RECORDS FOR THE TASK >>
------------------------------------
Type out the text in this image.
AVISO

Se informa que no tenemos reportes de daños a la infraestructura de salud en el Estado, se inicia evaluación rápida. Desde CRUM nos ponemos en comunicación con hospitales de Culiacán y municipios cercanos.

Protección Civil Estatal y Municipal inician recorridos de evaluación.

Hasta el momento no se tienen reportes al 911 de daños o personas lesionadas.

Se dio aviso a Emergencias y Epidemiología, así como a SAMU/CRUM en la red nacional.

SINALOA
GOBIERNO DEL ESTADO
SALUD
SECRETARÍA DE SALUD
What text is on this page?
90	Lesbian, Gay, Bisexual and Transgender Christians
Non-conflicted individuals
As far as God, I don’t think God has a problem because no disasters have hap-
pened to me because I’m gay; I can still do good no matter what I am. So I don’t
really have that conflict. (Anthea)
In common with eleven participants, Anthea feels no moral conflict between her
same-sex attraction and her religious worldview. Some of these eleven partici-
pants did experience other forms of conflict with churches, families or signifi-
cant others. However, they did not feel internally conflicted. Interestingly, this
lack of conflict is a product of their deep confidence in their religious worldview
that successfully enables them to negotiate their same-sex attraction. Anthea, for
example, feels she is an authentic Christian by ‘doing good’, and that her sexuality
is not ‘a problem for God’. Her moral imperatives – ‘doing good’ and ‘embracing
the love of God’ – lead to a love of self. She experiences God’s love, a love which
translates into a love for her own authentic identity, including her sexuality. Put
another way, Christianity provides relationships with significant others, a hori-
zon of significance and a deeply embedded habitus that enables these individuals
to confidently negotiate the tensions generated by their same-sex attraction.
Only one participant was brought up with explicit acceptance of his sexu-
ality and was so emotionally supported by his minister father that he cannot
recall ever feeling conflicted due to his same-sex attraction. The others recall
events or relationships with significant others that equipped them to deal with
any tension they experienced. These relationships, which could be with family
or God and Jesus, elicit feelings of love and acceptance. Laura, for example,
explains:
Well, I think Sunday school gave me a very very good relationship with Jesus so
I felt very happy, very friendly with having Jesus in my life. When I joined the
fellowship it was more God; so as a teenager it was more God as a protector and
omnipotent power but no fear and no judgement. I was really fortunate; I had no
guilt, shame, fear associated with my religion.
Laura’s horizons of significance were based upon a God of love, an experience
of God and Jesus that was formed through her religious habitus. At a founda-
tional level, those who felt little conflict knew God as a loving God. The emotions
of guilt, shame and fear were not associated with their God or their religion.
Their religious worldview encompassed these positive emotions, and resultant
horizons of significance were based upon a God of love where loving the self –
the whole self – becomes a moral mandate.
------------------------------------
TASK DETAILS >>
Using the listing above, please repeat every entry exactly.

RESULT BELOW >>
Type out the text in this image.
AVISO

Se informa que no tenemos reportes de daños a la infraestructura de salud en el Estado, se inicia evaluación rápida. Desde CRUM nos ponemos en comunicación con hospitales de Culiacán y municipios cercanos.

Protección Civil Estatal y Municipal inician recorridos de evaluación.

Hasta el momento no se tienen reportes al 911 de daños o personas lesionadas.

Se dio aviso a Emergencias y Epidemiología, así como a SAMU/CRUM en la red nacional.

SINALOA
GOBIERNO DEL ESTADO
SALUD
SECRETARÍA DE SALUD
What text is on this page?
90	Lesbian, Gay, Bisexual and Transgender Christians
Non-conflicted individuals
As far as God, I don’t think God has a problem because no disasters have hap-
pened to me because I’m gay; I can still do good no matter what I am. So I don’t
really have that conflict. (Anthea)
In common with eleven participants, Anthea feels no moral conflict between her
same-sex attraction and her religious worldview. Some of these eleven partici-
pants did experience other forms of conflict with churches, families or signifi-
cant others. However, they did not feel internally conflicted. Interestingly, this
lack of conflict is a product of their deep confidence in their religious worldview
that successfully enables them to negotiate their same-sex attraction. Anthea, for
example, feels she is an authentic Christian by ‘doing good’, and that her sexuality
is not ‘a problem for God’. Her moral imperatives – ‘doing good’ and ‘embracing
the love of God’ – lead to a love of self. She experiences God’s love, a love which
translates into a love for her own authentic identity, including her sexuality. Put
another way, Christianity provides relationships with significant others, a hori-
zon of significance and a deeply embedded habitus that enables these individuals
to confidently negotiate the tensions generated by their same-sex attraction.
Only one participant was brought up with explicit acceptance of his sexu-
ality and was so emotionally supported by his minister father that he cannot
recall ever feeling conflicted due to his same-sex attraction. The others recall
events or relationships with significant others that equipped them to deal with
any tension they experienced. These relationships, which could be with family
or God and Jesus, elicit feelings of love and acceptance. Laura, for example,
explains:
Well, I think Sunday school gave me a very very good relationship with Jesus so
I felt very happy, very friendly with having Jesus in my life. When I joined the
fellowship it was more God; so as a teenager it was more God as a protector and
omnipotent power but no fear and no judgement. I was really fortunate; I had no
guilt, shame, fear associated with my religion.
Laura’s horizons of significance were based upon a God of love, an experience
of God and Jesus that was formed through her religious habitus. At a founda-
tional level, those who felt little conflict knew God as a loving God. The emotions
of guilt, shame and fear were not associated with their God or their religion.
Their religious worldview encompassed these positive emotions, and resultant
horizons of significance were based upon a God of love where loving the self –
the whole self – becomes a moral mandate.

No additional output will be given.